- EXERCISE INSTRUCTIONS -
Examine the material below and count the lines that hold the word "invasão". Report only the number.

----

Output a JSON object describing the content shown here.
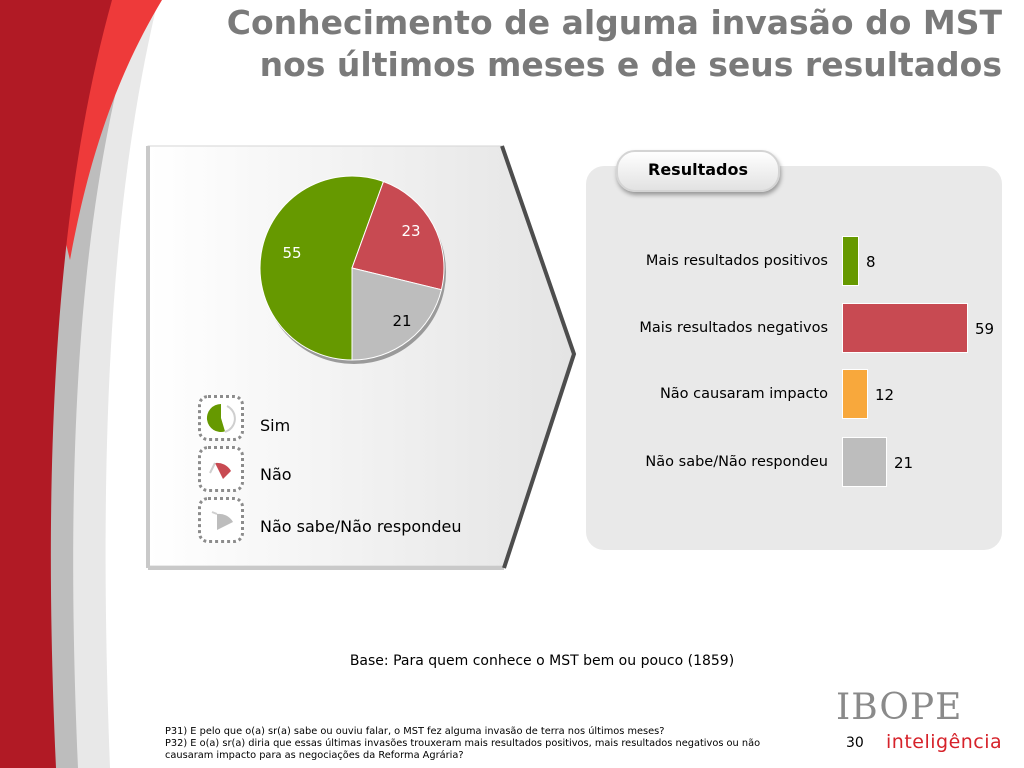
{
  "title": {
    "line1": "Conhecimento de alguma invasão do MST",
    "line2": "nos últimos meses e de seus resultados"
  },
  "colors": {
    "green": "#669900",
    "red": "#c84a52",
    "orange": "#f8a83c",
    "gray": "#bdbdbd",
    "title_gray": "#7a7a7a",
    "brand_red": "#d6222a"
  },
  "chart_data": [
    {
      "type": "pie",
      "slices": [
        {
          "label": "Sim",
          "value": 55,
          "color": "#669900"
        },
        {
          "label": "Não",
          "value": 23,
          "color": "#c84a52"
        },
        {
          "label": "Não sabe/Não respondeu",
          "value": 21,
          "color": "#bdbdbd"
        }
      ],
      "data_labels": [
        "55",
        "23",
        "21"
      ],
      "legend": [
        "Sim",
        "Não",
        "Não sabe/Não respondeu"
      ],
      "legend_position": "bottom-left"
    },
    {
      "type": "bar",
      "orientation": "horizontal",
      "title": "Resultados",
      "categories": [
        "Mais resultados positivos",
        "Mais resultados negativos",
        "Não causaram impacto",
        "Não sabe/Não respondeu"
      ],
      "values": [
        8,
        59,
        12,
        21
      ],
      "colors": [
        "#669900",
        "#c84a52",
        "#f8a83c",
        "#bdbdbd"
      ],
      "data_labels": [
        "8",
        "59",
        "12",
        "21"
      ]
    }
  ],
  "base_note": "Base: Para quem conhece o MST bem ou pouco (1859)",
  "footnote": {
    "line1": "P31) E pelo que o(a) sr(a) sabe ou ouviu falar, o MST fez alguma invasão de terra nos últimos meses?",
    "line2": "P32) E o(a) sr(a) diria que essas últimas invasões trouxeram mais resultados positivos, mais resultados negativos ou não",
    "line3": "causaram impacto para as negociações da Reforma Agrária?"
  },
  "page_number": "30",
  "logo": {
    "brand": "IBOPE",
    "sub": "inteligência"
  }
}
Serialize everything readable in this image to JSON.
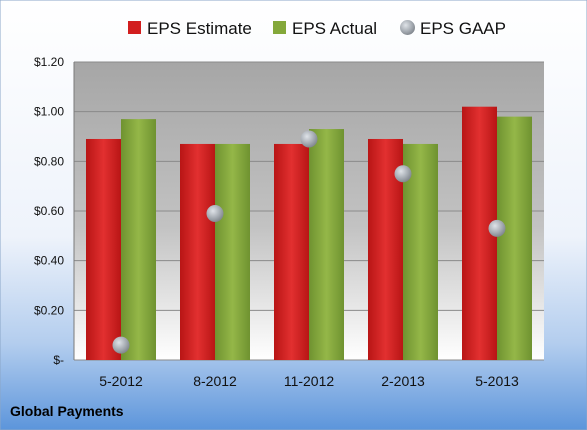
{
  "chart_data": {
    "type": "bar",
    "categories": [
      "5-2012",
      "8-2012",
      "11-2012",
      "2-2013",
      "5-2013"
    ],
    "series": [
      {
        "name": "EPS Estimate",
        "type": "bar",
        "color": "#d21e1e",
        "values": [
          0.89,
          0.87,
          0.87,
          0.89,
          1.02
        ]
      },
      {
        "name": "EPS Actual",
        "type": "bar",
        "color": "#84a83a",
        "values": [
          0.97,
          0.87,
          0.93,
          0.87,
          0.98
        ]
      },
      {
        "name": "EPS GAAP",
        "type": "scatter",
        "color": "#a8aeb4",
        "values": [
          0.06,
          0.59,
          0.89,
          0.75,
          0.53
        ]
      }
    ],
    "ylim": [
      0,
      1.2
    ],
    "yticks": [
      0,
      0.2,
      0.4,
      0.6,
      0.8,
      1.0,
      1.2
    ],
    "ytick_labels": [
      "$-",
      "$0.20",
      "$0.40",
      "$0.60",
      "$0.80",
      "$1.00",
      "$1.20"
    ],
    "grid": true,
    "legend_position": "top"
  },
  "company_label": "Global Payments"
}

----

- SOLUTION TO THIS PROBLEM -
2